Les Canadiens ont-ils des racines communes ? Leurs origines diffèrent, mais l’histoire les a rapprochés plus qu’ils ne pourraient l’imaginer. Profitons des célébrations en cours pour faire un retour sur le passé ; nous distinguerons peut-être chez nos prédécesseurs les germes d’une société. Tout a commencé il y a 20 000 ans…
L’année 1984 marque l’anniversaire de plusieurs événements clés de notre histoire. Il y a 450 ans, Jacques Cartier plantait une croix en Gaspésie et prenait possession au nom du roi de France d’un pays immense, d’une incroyable richesse. Il y a 200 ans, le Nouveau-Brunswick et l’Île du Cap-Breton (celle-ci temporairement) devenaient des provinces de l’ancien Empire britannique. À la même époque survenait un courant d’immigration qui allait donner naissance à l’Ontario. Un demi-siècle plus tard, Toronto était officiellement érigée en municipalité ; elle fête ses 150 ans cette année. Au Québec, Trois-Rivières célèbre son 350e anniversaire en 1984.
Toutes ces commémorations fournissent l’occasion d’une réflexion générale sur notre personnalité et sur le cheminement qui nous a faits ce que nous sommes. Les origines ethniques et les appartenances religieuses de la population canadienne sont tellement variées qu’il semble impossible à première vue que nous ayons des racines communes. Pourtant, notre histoire révèle des convergences qui pourraient expliquer la similitude des mentalités et des comportements et lorsque nous considérons ceux qui nous ont précédés, nous retrouvons chez eux les mêmes ressemblances.
La première chose que nous avons en commun, c’est la démarche initiale, l’immigration. En fait, les tout premiers êtres humains qui ont foulé le sol de notre continent étaient des immigrants. Descendants d’Asiatiques de race mongolique, ils traversèrent le détroit de Behring il y a environ 20 000 ans pour gagner un coin du Yukon épargné par la dernière glaciation. Certains d’entre eux, les ancêtres du peuple Inuit, restèrent dans le nord et essaimèrent vers l’est. D’autres, les « Indiens », progressèrent lentement vers le sud à mesure que les glaces relâchaient leur emprise. Ces migrants ont vécu une expérience que tous les immigrants depuis ont abordée avec un mélange d’espoir et d’appréhension : se bâtir une vie nouvelle dans un pays neuf.

Données fournies:
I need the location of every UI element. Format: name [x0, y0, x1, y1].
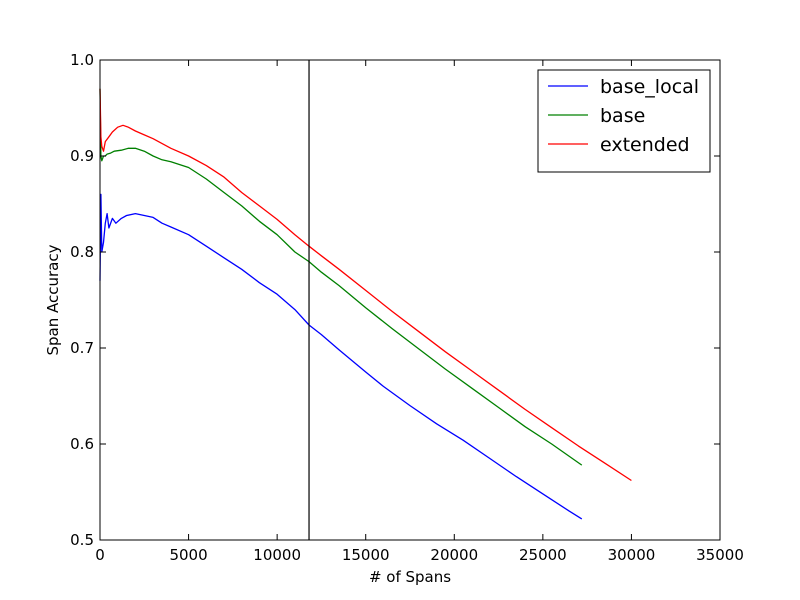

Consignes:
**1.** Pouvez-vous recopier fidèlement le passage de l'extrait qui commence par « La première chose » et se poursuit jusqu'à « un pays neuf. » ?
**2.** D'après l'extrait :
(a) Quel anniversaire Trois-Rivières célèbre-t-elle en 1984 ?
(b) Dans quelle région Jacques Cartier a-t-il planté une croix ?
(c) Par quel détroit sont passés les tout premiers êtres humains arrivés sur le continent ?

Exercice corrigé:
**1.**
La première chose que nous avons en commun, c’est la démarche initiale, l’immigration. En fait, les tout premiers êtres humains qui ont foulé le sol de notre continent étaient des immigrants. Descendants d’Asiatiques de race mongolique, ils traversèrent le détroit de Behring il y a environ 20 000 ans pour gagner un coin du Yukon épargné par la dernière glaciation. Certains d’entre eux, les ancêtres du peuple Inuit, restèrent dans le nord et essaimèrent vers l’est. D’autres, les « Indiens », progressèrent lentement vers le sud à mesure que les glaces relâchaient leur emprise. Ces migrants ont vécu une expérience que tous les immigrants depuis ont abordée avec un mélange d’espoir et d’appréhension : se bâtir une vie nouvelle dans un pays neuf.

**2.**
(a) Son 350e anniversaire.
(b) En Gaspésie.
(c) Le détroit de Behring.